■ DATA SHOWN:
'''

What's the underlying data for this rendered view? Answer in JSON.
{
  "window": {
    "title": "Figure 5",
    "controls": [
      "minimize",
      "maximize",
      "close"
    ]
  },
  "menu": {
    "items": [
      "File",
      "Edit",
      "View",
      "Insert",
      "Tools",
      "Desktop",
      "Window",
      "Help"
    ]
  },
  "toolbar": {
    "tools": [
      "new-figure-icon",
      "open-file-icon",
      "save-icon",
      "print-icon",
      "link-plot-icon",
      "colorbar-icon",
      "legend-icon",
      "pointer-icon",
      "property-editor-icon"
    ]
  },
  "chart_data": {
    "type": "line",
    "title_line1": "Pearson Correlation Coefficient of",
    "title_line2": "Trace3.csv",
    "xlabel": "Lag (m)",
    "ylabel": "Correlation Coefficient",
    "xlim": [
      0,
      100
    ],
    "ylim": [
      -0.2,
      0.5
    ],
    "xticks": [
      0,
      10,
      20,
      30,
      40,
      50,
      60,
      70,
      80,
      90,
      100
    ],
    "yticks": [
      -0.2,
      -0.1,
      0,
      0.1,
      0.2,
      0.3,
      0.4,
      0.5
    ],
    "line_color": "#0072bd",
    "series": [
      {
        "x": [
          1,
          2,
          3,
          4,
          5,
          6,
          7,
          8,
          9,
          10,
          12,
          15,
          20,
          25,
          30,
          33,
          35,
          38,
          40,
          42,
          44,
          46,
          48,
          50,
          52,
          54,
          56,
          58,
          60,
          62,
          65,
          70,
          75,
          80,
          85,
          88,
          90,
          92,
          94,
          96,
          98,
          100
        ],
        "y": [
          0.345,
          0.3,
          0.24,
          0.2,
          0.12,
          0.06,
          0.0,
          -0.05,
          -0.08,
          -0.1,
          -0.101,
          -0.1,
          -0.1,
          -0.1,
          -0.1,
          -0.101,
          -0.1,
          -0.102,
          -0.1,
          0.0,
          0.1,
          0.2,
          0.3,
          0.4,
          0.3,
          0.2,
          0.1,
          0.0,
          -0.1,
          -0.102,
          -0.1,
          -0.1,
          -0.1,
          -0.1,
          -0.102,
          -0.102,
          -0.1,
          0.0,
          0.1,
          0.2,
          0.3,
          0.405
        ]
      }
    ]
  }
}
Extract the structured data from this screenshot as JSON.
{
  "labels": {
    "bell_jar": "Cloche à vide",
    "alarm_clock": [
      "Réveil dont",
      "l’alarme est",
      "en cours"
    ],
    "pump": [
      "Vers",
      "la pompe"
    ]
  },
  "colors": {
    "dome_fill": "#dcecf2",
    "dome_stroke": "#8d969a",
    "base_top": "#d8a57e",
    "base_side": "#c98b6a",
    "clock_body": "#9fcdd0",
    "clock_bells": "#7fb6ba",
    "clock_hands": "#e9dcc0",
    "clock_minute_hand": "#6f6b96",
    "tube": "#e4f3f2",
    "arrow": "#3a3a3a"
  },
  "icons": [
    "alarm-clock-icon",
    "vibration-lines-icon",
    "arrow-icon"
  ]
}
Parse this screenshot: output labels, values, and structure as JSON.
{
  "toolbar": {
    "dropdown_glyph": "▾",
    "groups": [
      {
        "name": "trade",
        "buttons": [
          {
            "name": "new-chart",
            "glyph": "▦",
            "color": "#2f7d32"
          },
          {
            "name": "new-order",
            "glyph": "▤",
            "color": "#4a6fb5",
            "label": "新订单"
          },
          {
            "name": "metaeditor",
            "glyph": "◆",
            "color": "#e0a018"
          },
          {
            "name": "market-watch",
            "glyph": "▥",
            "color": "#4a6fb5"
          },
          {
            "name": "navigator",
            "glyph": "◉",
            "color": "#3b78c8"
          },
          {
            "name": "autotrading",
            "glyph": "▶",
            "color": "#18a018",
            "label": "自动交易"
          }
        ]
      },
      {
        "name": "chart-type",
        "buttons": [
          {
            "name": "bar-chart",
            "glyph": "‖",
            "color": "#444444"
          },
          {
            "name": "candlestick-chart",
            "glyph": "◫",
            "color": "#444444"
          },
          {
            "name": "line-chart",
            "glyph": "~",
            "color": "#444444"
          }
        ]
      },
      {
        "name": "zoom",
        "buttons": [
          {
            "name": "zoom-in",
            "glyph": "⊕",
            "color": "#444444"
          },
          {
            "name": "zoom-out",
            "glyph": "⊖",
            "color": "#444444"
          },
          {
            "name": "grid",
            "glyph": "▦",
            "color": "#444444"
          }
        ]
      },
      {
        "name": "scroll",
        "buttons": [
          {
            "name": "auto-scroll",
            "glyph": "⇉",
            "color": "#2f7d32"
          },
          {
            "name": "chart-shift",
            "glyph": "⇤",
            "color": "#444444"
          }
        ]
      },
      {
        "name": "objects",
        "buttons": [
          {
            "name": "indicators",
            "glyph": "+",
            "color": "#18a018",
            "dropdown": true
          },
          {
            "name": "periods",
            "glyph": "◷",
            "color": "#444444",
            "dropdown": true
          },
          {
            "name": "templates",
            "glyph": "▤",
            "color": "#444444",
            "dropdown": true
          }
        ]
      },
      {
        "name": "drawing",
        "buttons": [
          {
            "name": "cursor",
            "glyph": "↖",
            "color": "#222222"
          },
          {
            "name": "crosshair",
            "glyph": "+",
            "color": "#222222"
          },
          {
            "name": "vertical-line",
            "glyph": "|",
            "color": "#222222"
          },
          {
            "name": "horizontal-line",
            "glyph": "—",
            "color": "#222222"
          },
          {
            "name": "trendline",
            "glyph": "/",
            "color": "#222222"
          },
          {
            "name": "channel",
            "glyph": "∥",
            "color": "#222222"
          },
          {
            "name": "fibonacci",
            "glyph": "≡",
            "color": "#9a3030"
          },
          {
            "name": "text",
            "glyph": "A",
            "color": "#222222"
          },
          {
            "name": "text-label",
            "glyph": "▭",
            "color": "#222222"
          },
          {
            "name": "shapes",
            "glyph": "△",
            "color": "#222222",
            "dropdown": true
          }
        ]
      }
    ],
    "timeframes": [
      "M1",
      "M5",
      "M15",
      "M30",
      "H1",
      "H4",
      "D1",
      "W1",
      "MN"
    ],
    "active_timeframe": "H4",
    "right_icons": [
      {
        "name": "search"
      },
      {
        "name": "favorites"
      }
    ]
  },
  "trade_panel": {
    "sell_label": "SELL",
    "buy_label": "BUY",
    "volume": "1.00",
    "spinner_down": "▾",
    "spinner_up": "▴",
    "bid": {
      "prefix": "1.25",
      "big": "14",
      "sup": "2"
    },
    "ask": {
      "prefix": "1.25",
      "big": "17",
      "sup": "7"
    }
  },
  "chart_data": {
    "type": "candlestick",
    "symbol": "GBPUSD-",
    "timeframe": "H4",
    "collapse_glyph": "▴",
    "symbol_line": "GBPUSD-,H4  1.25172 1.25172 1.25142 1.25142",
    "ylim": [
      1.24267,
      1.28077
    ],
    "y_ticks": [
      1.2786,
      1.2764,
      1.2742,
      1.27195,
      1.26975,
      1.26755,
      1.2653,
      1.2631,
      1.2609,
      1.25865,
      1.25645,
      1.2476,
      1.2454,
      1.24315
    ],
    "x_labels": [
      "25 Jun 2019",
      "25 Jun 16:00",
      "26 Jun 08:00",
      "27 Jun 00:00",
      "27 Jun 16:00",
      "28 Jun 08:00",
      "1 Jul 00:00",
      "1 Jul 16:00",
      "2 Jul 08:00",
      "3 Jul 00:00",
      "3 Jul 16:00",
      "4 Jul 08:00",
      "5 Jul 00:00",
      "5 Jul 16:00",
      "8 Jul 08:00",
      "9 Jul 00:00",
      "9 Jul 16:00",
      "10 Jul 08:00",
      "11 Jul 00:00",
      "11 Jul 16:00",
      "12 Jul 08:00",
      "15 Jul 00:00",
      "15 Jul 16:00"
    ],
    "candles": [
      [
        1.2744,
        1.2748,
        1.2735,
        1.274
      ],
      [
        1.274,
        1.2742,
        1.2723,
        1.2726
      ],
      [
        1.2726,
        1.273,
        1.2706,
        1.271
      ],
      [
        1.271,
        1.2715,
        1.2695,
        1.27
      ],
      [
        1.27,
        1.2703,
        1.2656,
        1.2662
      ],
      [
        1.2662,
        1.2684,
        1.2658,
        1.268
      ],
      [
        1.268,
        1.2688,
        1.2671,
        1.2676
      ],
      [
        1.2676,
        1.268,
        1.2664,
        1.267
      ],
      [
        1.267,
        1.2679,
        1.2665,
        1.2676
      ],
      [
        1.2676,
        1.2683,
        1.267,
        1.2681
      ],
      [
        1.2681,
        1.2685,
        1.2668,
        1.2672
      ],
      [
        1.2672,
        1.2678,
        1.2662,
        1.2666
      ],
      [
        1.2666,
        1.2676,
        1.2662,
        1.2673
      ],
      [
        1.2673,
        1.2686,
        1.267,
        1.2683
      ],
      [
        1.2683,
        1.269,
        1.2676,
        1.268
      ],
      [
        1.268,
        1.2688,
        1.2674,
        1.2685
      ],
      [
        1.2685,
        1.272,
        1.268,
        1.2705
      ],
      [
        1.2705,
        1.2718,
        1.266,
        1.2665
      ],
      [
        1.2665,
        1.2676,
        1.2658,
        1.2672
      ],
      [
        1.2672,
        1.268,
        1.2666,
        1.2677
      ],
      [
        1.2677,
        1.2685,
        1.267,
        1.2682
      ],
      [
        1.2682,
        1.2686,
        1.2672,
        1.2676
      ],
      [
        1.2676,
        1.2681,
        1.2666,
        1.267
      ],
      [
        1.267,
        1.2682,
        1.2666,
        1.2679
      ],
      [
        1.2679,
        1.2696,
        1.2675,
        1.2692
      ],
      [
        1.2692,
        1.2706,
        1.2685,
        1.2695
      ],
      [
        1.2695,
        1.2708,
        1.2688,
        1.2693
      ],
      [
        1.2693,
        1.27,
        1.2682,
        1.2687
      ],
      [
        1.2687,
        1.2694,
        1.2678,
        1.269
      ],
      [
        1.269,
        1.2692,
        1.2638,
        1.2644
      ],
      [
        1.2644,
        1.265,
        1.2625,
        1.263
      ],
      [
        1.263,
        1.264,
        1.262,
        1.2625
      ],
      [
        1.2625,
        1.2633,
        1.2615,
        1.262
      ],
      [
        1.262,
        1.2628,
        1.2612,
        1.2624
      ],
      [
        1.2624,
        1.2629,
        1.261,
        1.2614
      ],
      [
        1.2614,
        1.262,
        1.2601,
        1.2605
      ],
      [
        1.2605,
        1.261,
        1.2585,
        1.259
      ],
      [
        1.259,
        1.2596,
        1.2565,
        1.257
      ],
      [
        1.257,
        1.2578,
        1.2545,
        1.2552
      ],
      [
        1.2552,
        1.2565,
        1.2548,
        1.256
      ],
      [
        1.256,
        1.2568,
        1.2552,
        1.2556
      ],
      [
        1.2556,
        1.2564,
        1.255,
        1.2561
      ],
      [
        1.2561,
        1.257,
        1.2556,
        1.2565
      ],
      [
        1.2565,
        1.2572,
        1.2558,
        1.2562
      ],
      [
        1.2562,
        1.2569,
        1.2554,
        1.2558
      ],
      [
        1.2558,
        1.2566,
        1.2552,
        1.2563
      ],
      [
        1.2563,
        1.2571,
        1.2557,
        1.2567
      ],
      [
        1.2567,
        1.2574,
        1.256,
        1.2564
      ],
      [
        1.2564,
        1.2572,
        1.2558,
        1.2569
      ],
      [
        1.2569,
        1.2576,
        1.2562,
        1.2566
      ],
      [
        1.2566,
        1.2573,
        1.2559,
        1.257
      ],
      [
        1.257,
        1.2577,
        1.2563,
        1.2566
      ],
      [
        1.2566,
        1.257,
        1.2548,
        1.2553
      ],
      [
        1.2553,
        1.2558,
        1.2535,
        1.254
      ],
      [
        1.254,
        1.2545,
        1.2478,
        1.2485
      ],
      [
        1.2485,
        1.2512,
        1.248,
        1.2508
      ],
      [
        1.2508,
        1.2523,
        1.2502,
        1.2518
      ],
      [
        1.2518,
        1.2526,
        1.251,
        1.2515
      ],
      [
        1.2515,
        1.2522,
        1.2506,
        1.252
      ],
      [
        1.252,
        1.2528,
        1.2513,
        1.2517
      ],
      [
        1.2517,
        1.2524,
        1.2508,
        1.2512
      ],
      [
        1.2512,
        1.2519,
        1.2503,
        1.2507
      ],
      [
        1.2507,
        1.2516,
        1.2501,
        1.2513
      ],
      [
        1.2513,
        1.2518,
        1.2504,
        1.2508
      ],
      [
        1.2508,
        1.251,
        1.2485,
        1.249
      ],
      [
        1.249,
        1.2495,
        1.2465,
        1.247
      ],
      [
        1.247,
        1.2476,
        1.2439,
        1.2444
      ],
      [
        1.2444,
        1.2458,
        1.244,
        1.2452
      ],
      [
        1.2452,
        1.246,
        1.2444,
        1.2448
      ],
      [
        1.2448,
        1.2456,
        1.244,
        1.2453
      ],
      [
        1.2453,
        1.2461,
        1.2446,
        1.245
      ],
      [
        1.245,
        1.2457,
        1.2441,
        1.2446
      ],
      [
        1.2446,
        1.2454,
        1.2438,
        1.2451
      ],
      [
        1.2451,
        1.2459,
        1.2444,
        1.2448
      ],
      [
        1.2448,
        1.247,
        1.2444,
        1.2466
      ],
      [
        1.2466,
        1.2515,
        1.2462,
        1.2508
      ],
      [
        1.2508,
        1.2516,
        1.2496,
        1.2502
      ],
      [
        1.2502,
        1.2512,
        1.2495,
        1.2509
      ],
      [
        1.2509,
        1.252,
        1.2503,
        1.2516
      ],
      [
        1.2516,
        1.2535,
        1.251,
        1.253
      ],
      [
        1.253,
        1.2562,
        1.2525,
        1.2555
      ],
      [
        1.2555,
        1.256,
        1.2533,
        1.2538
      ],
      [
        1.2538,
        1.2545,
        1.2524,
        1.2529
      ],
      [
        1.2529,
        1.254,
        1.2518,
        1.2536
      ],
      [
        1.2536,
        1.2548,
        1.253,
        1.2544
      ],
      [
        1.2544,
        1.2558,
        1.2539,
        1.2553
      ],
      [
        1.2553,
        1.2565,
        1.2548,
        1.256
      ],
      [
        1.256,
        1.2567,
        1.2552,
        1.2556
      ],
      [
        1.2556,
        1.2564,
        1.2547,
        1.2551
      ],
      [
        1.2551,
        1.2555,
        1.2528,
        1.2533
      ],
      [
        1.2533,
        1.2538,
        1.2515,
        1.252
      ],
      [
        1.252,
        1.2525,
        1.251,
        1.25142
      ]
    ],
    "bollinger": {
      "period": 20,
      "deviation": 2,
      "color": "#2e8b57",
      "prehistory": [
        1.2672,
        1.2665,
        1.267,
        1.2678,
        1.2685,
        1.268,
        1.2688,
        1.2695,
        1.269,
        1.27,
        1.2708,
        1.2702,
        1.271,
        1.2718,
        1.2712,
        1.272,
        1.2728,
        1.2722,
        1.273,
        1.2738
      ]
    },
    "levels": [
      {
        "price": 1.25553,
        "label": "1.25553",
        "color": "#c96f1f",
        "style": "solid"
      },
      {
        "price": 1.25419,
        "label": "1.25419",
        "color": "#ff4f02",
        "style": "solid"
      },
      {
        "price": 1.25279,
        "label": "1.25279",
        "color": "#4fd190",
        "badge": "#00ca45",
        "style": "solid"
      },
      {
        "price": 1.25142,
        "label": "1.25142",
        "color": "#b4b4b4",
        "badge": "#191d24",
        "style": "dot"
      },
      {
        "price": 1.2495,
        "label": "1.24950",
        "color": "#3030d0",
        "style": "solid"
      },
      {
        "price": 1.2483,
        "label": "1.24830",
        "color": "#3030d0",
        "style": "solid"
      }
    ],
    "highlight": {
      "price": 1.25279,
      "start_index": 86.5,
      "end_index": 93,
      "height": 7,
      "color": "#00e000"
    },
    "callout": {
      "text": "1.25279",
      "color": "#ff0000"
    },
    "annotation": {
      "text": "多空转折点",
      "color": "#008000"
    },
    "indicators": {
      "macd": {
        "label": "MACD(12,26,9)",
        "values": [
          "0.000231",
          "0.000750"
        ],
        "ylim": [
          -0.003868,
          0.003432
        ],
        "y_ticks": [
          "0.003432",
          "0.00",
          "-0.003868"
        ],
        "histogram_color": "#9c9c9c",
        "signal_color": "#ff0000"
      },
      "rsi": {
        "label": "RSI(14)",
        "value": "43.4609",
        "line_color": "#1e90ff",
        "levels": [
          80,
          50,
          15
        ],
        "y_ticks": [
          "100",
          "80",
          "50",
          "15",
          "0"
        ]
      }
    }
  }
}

'''

■ INSTRUCTION: Go through the material above and copy each line that has the word "Coefficient".

■ REPLY:
    "title_line1": "Pearson Correlation Coefficient of",
    "ylabel": "Correlation Coefficient",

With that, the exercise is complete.